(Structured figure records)
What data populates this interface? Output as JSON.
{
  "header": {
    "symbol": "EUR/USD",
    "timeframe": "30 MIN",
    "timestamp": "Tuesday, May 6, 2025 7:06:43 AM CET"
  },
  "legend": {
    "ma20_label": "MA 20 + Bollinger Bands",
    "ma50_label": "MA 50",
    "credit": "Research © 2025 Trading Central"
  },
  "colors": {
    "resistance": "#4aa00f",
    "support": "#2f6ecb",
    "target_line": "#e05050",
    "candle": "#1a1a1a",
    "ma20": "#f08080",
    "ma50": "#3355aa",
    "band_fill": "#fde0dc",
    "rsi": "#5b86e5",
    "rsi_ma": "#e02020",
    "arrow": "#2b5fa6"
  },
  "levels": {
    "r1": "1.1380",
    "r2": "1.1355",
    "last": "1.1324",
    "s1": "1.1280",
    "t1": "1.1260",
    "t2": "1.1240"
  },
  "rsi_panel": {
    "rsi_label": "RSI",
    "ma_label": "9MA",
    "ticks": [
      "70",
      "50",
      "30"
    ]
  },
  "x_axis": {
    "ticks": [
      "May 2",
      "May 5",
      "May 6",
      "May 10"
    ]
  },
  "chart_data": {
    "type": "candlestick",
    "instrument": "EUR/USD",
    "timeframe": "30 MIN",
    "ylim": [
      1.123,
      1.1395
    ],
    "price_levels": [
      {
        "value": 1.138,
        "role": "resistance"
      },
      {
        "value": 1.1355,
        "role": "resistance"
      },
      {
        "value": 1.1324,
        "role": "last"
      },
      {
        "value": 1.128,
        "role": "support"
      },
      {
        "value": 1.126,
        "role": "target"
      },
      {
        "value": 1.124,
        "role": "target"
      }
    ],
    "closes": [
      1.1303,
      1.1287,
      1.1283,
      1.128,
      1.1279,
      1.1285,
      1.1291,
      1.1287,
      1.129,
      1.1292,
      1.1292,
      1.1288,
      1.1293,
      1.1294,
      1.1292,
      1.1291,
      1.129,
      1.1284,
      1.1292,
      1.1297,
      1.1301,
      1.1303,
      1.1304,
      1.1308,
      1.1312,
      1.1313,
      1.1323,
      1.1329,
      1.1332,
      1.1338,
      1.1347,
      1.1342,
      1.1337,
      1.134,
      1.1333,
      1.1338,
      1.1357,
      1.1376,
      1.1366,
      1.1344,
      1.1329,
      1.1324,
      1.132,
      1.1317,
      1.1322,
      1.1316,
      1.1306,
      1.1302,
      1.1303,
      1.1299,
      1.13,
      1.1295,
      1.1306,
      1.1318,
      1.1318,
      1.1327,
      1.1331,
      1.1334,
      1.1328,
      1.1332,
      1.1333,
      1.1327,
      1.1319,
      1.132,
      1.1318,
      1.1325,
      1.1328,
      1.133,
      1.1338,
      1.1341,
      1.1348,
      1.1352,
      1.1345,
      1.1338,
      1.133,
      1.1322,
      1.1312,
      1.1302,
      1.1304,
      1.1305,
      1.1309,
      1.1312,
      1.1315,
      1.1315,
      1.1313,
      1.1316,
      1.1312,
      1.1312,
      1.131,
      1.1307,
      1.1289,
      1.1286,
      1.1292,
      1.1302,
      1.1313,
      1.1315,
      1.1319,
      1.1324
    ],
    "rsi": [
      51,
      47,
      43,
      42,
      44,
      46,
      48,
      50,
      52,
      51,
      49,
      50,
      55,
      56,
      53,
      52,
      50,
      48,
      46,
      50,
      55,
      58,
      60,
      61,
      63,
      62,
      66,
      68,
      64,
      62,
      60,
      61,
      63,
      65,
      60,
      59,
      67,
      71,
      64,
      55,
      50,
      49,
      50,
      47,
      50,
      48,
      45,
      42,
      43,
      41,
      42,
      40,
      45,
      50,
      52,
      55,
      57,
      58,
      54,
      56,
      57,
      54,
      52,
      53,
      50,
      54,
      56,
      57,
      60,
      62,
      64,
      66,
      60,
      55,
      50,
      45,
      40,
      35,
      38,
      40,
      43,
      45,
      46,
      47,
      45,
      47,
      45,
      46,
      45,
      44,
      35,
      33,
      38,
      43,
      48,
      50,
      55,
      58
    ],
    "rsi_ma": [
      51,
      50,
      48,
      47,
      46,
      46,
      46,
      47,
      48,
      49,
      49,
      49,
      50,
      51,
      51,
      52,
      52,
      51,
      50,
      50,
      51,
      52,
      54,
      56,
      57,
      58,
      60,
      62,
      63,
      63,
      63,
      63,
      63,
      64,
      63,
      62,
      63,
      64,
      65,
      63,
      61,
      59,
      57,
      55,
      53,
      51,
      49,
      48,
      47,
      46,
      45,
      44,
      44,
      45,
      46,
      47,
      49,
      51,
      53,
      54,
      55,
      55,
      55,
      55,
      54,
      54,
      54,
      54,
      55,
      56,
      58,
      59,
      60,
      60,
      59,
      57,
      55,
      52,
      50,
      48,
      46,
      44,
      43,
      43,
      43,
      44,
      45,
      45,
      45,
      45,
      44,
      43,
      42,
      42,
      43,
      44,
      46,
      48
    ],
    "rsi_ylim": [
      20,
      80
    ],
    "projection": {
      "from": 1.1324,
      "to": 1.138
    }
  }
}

* * *

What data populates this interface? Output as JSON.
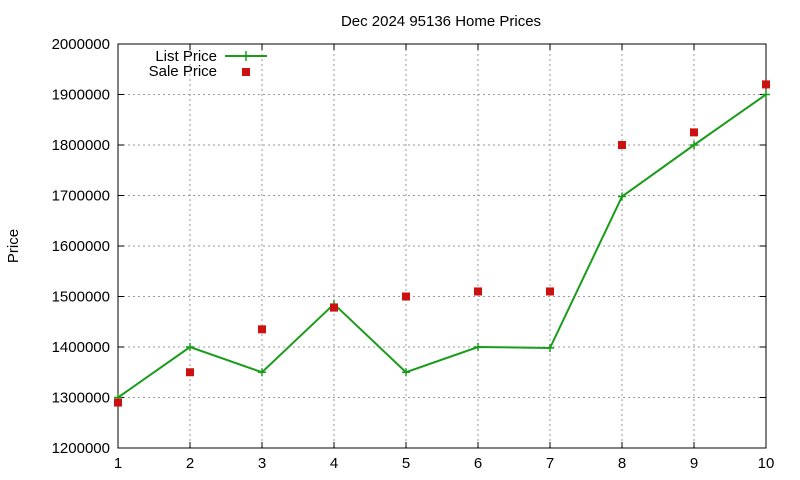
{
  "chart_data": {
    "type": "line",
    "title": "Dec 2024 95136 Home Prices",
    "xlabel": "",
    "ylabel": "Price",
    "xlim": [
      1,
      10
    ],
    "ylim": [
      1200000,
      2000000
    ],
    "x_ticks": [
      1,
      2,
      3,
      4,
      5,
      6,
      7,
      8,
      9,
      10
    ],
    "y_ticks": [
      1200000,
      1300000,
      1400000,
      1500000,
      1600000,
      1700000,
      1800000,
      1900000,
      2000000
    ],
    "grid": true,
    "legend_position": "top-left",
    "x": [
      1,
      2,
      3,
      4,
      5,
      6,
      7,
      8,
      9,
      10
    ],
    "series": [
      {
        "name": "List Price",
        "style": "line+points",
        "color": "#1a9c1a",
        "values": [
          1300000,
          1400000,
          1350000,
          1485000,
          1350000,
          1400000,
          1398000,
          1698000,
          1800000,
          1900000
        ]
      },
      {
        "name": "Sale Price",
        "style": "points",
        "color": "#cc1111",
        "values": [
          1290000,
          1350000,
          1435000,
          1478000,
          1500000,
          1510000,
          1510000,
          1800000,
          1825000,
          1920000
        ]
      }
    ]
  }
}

--

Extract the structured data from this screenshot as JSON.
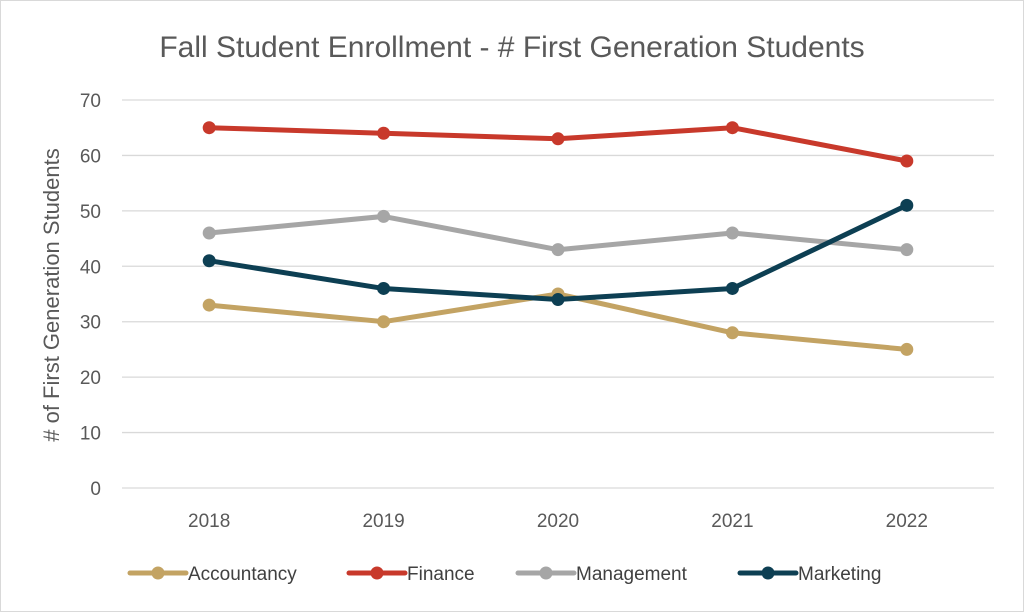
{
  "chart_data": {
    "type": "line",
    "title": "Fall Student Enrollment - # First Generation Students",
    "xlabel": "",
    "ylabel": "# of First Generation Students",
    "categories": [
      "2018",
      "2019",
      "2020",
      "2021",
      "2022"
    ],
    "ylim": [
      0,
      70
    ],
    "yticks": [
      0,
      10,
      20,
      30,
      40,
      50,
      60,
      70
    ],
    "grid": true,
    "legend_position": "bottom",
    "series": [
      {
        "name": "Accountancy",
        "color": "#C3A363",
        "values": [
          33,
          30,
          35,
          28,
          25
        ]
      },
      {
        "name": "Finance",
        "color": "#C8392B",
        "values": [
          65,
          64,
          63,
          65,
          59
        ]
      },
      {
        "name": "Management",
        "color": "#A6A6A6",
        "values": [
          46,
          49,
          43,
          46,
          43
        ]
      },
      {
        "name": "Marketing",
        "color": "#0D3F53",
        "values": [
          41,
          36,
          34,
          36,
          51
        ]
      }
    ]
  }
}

#### [Direction]
Say how many lines in the records hold the string "ylabel", and say nothing else.

#### [The output]
2